_INSTRUCTIONS TO FOLLOW_.
Where does the string "name" appear? Copy every line of the entries below that holds it.
= = = = =
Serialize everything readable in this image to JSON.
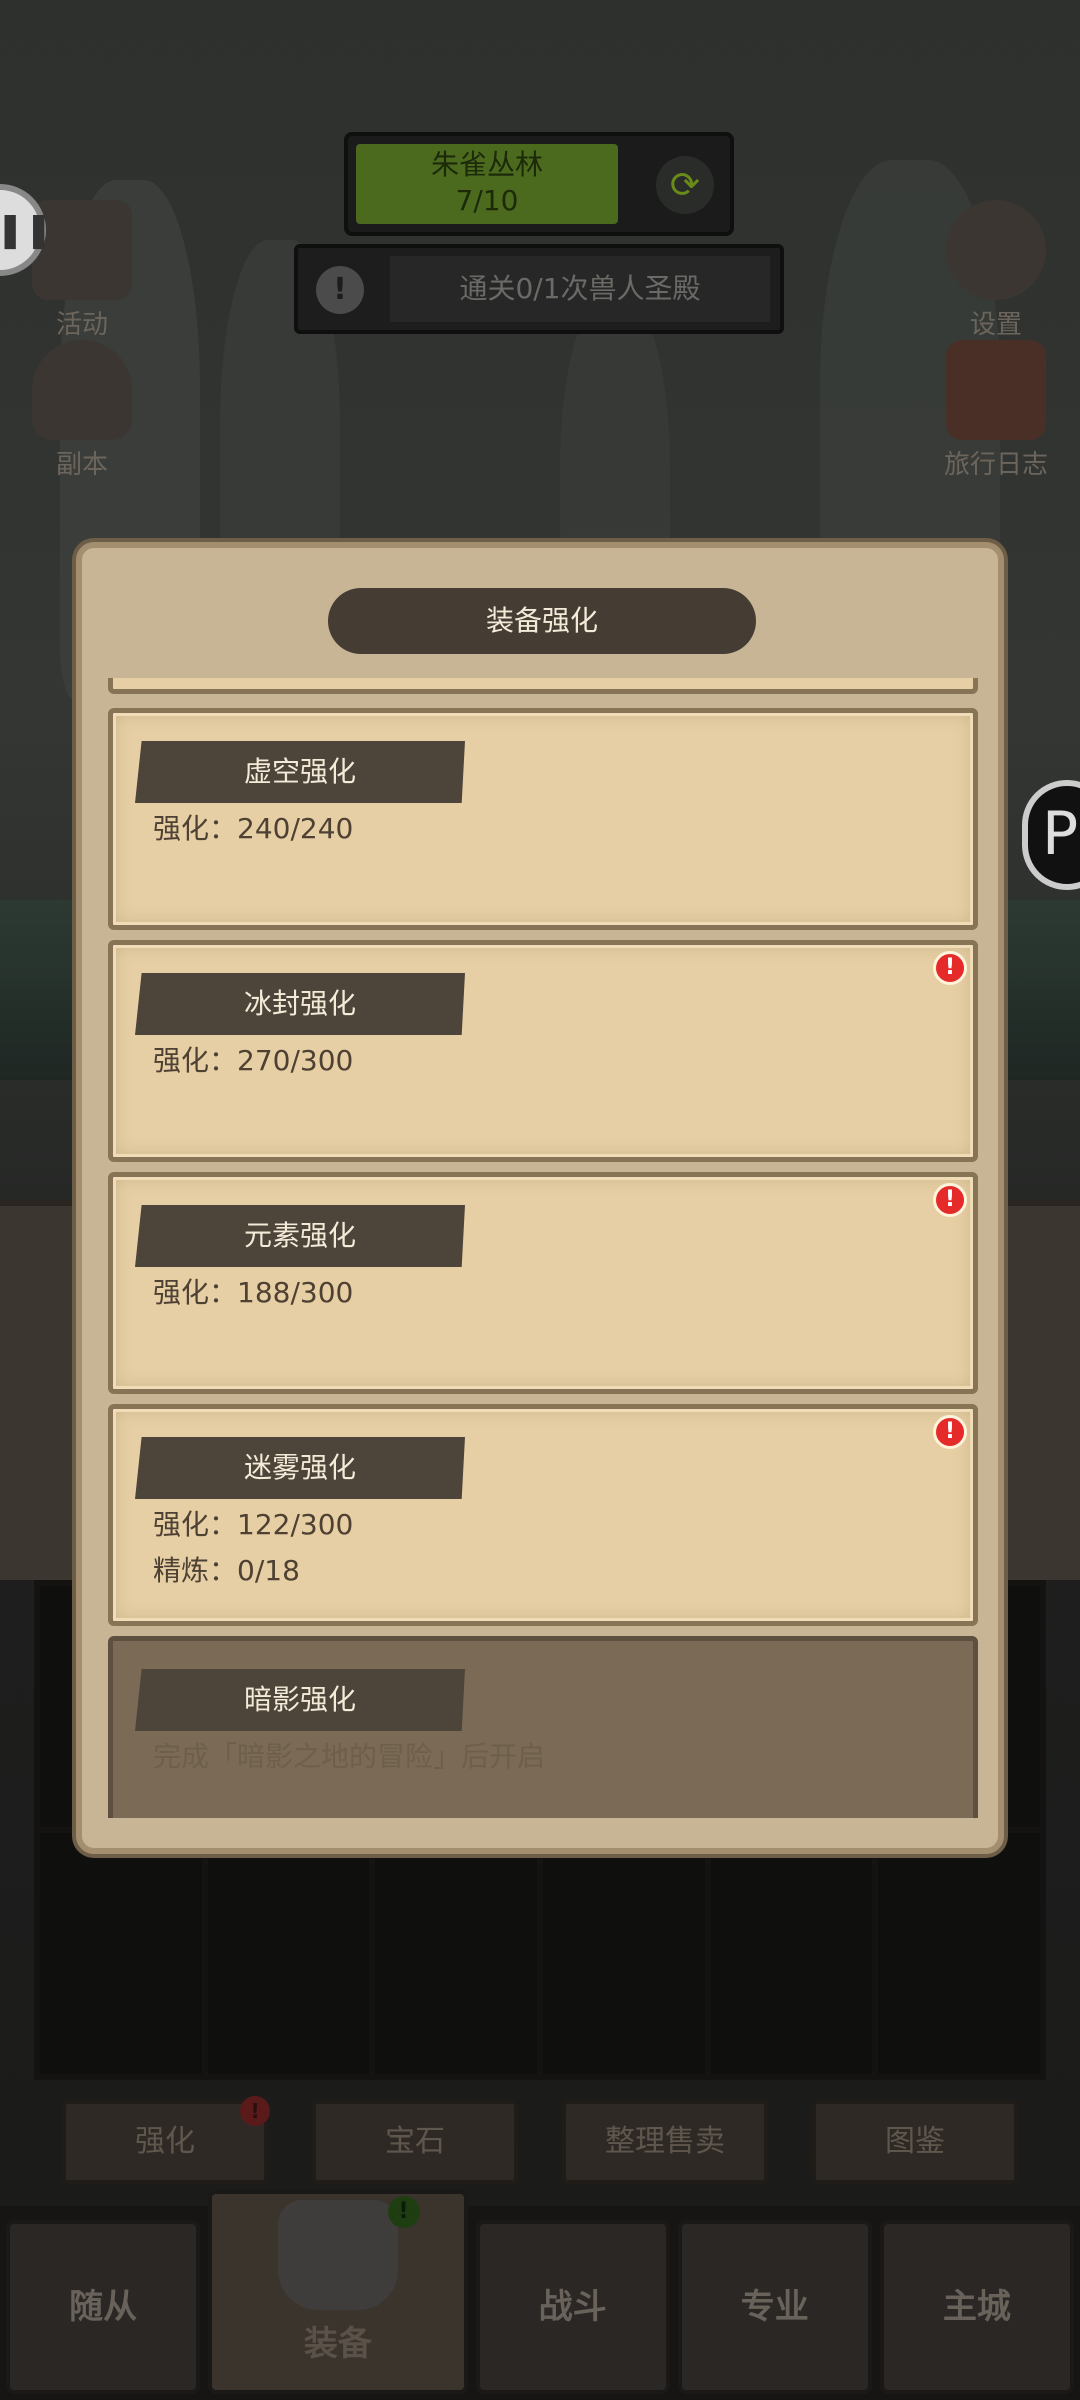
{
  "stage": {
    "name": "朱雀丛林",
    "progress": "7/10"
  },
  "quest": {
    "text": "通关0/1次兽人圣殿"
  },
  "side_buttons": {
    "activity": "活动",
    "dungeon": "副本",
    "settings": "设置",
    "travel_log": "旅行日志"
  },
  "modal": {
    "title": "装备强化",
    "cards": [
      {
        "title": "虚空强化",
        "lines": [
          "强化：240/240"
        ],
        "alert": false,
        "locked": false
      },
      {
        "title": "冰封强化",
        "lines": [
          "强化：270/300"
        ],
        "alert": true,
        "locked": false
      },
      {
        "title": "元素强化",
        "lines": [
          "强化：188/300"
        ],
        "alert": true,
        "locked": false
      },
      {
        "title": "迷雾强化",
        "lines": [
          "强化：122/300",
          "精炼：0/18"
        ],
        "alert": true,
        "locked": false
      },
      {
        "title": "暗影强化",
        "lines": [
          "完成「暗影之地的冒险」后开启"
        ],
        "alert": false,
        "locked": true
      }
    ]
  },
  "sub_tabs": [
    "强化",
    "宝石",
    "整理售卖",
    "图鉴"
  ],
  "bottom_nav": [
    "随从",
    "装备",
    "战斗",
    "专业",
    "主城"
  ],
  "icons": {
    "refresh": "refresh-icon",
    "alert": "alert-icon",
    "gear": "gear-icon"
  }
}
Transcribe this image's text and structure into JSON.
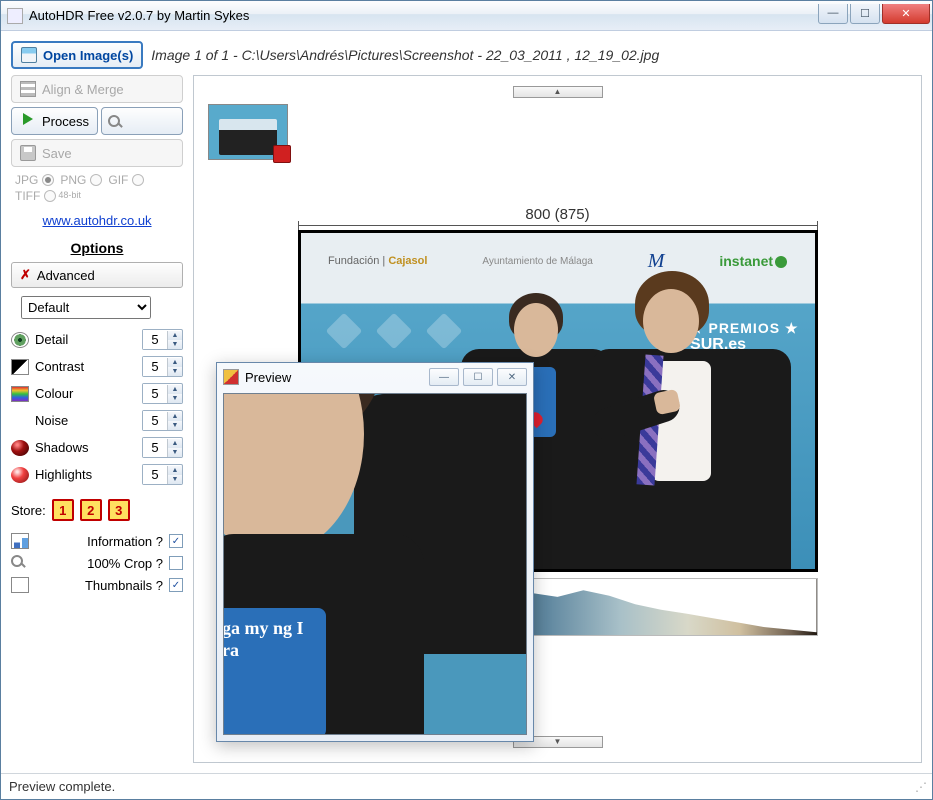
{
  "window": {
    "title": "AutoHDR Free v2.0.7 by Martin Sykes"
  },
  "toolbar": {
    "open_label": "Open Image(s)",
    "align_label": "Align & Merge",
    "process_label": "Process",
    "save_label": "Save"
  },
  "formats": {
    "jpg": "JPG",
    "png": "PNG",
    "gif": "GIF",
    "tiff": "TIFF",
    "tiff_sub": "48-bit"
  },
  "link": "www.autohdr.co.uk",
  "options": {
    "heading": "Options",
    "advanced": "Advanced",
    "preset": "Default"
  },
  "sliders": {
    "detail": {
      "label": "Detail",
      "value": "5"
    },
    "contrast": {
      "label": "Contrast",
      "value": "5"
    },
    "colour": {
      "label": "Colour",
      "value": "5"
    },
    "noise": {
      "label": "Noise",
      "value": "5"
    },
    "shadows": {
      "label": "Shadows",
      "value": "5"
    },
    "highlights": {
      "label": "Highlights",
      "value": "5"
    }
  },
  "store": {
    "label": "Store:",
    "slots": [
      "1",
      "2",
      "3"
    ]
  },
  "checks": {
    "information": "Information ?",
    "crop": "100% Crop ?",
    "thumbnails": "Thumbnails ?"
  },
  "image_status": "Image 1 of 1 - C:\\Users\\Andrés\\Pictures\\Screenshot - 22_03_2011 , 12_19_02.jpg",
  "dimension": "800 (875)",
  "overlay_logos": {
    "l1a": "Fundación",
    "l1b": "Cajasol",
    "l2": "Ayuntamiento de Málaga",
    "l4": "instanet"
  },
  "overlay_premios": {
    "top": "★ PREMIOS ★",
    "mid": "SUR.es"
  },
  "preview": {
    "title": "Preview",
    "tee_text": "ga\nmy\nng I\nra "
  },
  "status": "Preview complete."
}
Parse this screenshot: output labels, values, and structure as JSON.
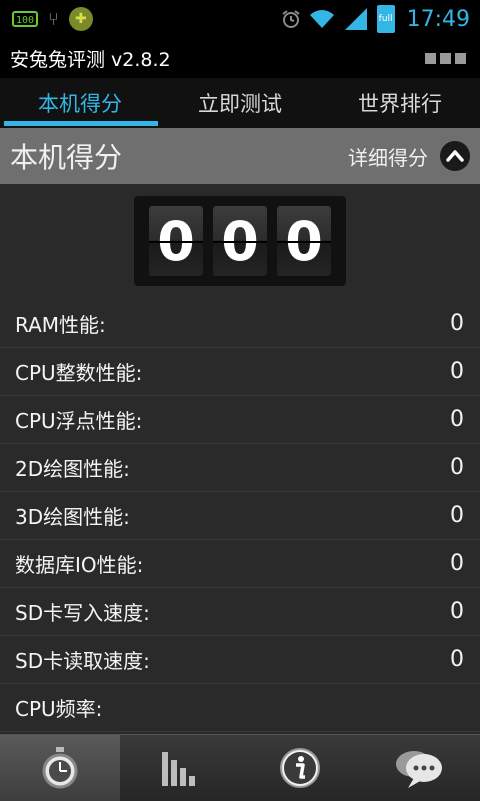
{
  "status_bar": {
    "notif_battery_text": "100",
    "time": "17:49",
    "battery_label": "full"
  },
  "app": {
    "title": "安兔兔评测 v2.8.2"
  },
  "tabs": [
    {
      "label": "本机得分",
      "active": true
    },
    {
      "label": "立即测试",
      "active": false
    },
    {
      "label": "世界排行",
      "active": false
    }
  ],
  "section": {
    "title": "本机得分",
    "detail_label": "详细得分"
  },
  "score_digits": [
    "0",
    "0",
    "0"
  ],
  "scores": [
    {
      "label": "RAM性能:",
      "value": "0"
    },
    {
      "label": "CPU整数性能:",
      "value": "0"
    },
    {
      "label": "CPU浮点性能:",
      "value": "0"
    },
    {
      "label": "2D绘图性能:",
      "value": "0"
    },
    {
      "label": "3D绘图性能:",
      "value": "0"
    },
    {
      "label": "数据库IO性能:",
      "value": "0"
    },
    {
      "label": "SD卡写入速度:",
      "value": "0"
    },
    {
      "label": "SD卡读取速度:",
      "value": "0"
    },
    {
      "label": "CPU频率:",
      "value": ""
    }
  ],
  "bottom_nav": [
    {
      "icon": "stopwatch-icon",
      "active": true
    },
    {
      "icon": "bar-chart-icon",
      "active": false
    },
    {
      "icon": "info-icon",
      "active": false
    },
    {
      "icon": "chat-bubble-icon",
      "active": false
    }
  ],
  "colors": {
    "accent": "#33b5e5",
    "background": "#2a2a2a",
    "section_header": "#6f6f6f"
  }
}
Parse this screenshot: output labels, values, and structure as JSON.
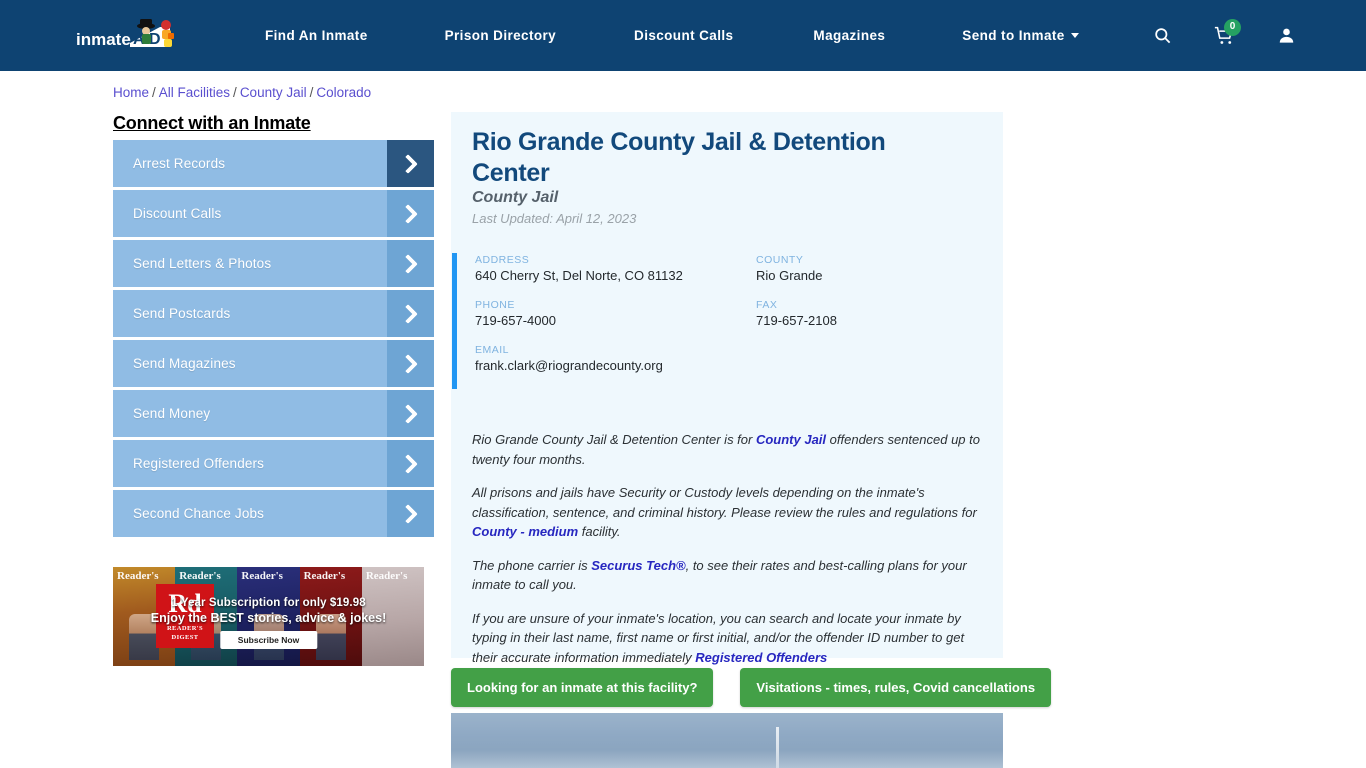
{
  "nav": {
    "logo_text": "inmateAID",
    "links": [
      {
        "label": "Find An Inmate"
      },
      {
        "label": "Prison Directory"
      },
      {
        "label": "Discount Calls"
      },
      {
        "label": "Magazines"
      },
      {
        "label": "Send to Inmate"
      }
    ],
    "icons": {
      "search": "search-icon",
      "cart": "shopping-cart-icon",
      "cart_count": "0",
      "account": "user-account-icon"
    },
    "colors": {
      "bar": "#0e4372",
      "badge": "#25a162"
    }
  },
  "breadcrumb": {
    "items": [
      "Home",
      "All Facilities",
      "County Jail",
      "Colorado"
    ],
    "separator": "/"
  },
  "sidebar": {
    "title": "Connect with an Inmate",
    "items": [
      {
        "label": "Arrest Records",
        "active": true
      },
      {
        "label": "Discount Calls",
        "active": false
      },
      {
        "label": "Send Letters & Photos",
        "active": false
      },
      {
        "label": "Send Postcards",
        "active": false
      },
      {
        "label": "Send Magazines",
        "active": false
      },
      {
        "label": "Send Money",
        "active": false
      },
      {
        "label": "Registered Offenders",
        "active": false
      },
      {
        "label": "Second Chance Jobs",
        "active": false
      }
    ]
  },
  "ad": {
    "brand": "Reader's",
    "brand_sub": "digest",
    "logo_mark": "Rd",
    "logo_sub_1": "READER'S",
    "logo_sub_2": "DIGEST",
    "line1": "1 Year Subscription for only $19.98",
    "line2": "Enjoy the BEST stories, advice & jokes!",
    "cta": "Subscribe Now"
  },
  "facility": {
    "title": "Rio Grande County Jail & Detention Center",
    "type": "County Jail",
    "last_updated": "Last Updated: April 12, 2023",
    "fields": {
      "address_label": "ADDRESS",
      "address_value": "640 Cherry St, Del Norte, CO 81132",
      "phone_label": "PHONE",
      "phone_value": "719-657-4000",
      "email_label": "EMAIL",
      "email_value": "frank.clark@riograndecounty.org",
      "county_label": "COUNTY",
      "county_value": "Rio Grande",
      "fax_label": "FAX",
      "fax_value": "719-657-2108"
    },
    "paragraphs": {
      "p1_a": "Rio Grande County Jail & Detention Center is for ",
      "p1_link": "County Jail",
      "p1_b": " offenders sentenced up to twenty four months.",
      "p2_a": "All prisons and jails have Security or Custody levels depending on the inmate's classification, sentence, and criminal history. Please review the rules and regulations for ",
      "p2_link": "County - medium",
      "p2_b": " facility.",
      "p3_a": "The phone carrier is ",
      "p3_link": "Securus Tech®",
      "p3_b": ", to see their rates and best-calling plans for your inmate to call you.",
      "p4_a": "If you are unsure of your inmate's location, you can search and locate your inmate by typing in their last name, first name or first initial, and/or the offender ID number to get their accurate information immediately ",
      "p4_link": "Registered Offenders"
    }
  },
  "actions": {
    "search_inmate": "Looking for an inmate at this facility?",
    "visitations": "Visitations - times, rules, Covid cancellations"
  },
  "theme": {
    "nav_blue": "#0e4372",
    "card_blue": "#eff8fd",
    "accent_bar": "#2196f3",
    "title_blue": "#12497c",
    "link_blue": "#2727c0",
    "green": "#43a047",
    "sidebar_blue": "#90bce4",
    "sidebar_arrow": "#6ea5d4",
    "sidebar_arrow_active": "#2b5680"
  }
}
= = = = =
_RESULT OF THIS EXERCISE_.
    "name": "朱雀丛林",
      "p4_a": "If you are unsure of your inmate's location, you can search and locate your inmate by typing in their last name, first name or first initial, and/or the offender ID number to get their accurate information immediately ",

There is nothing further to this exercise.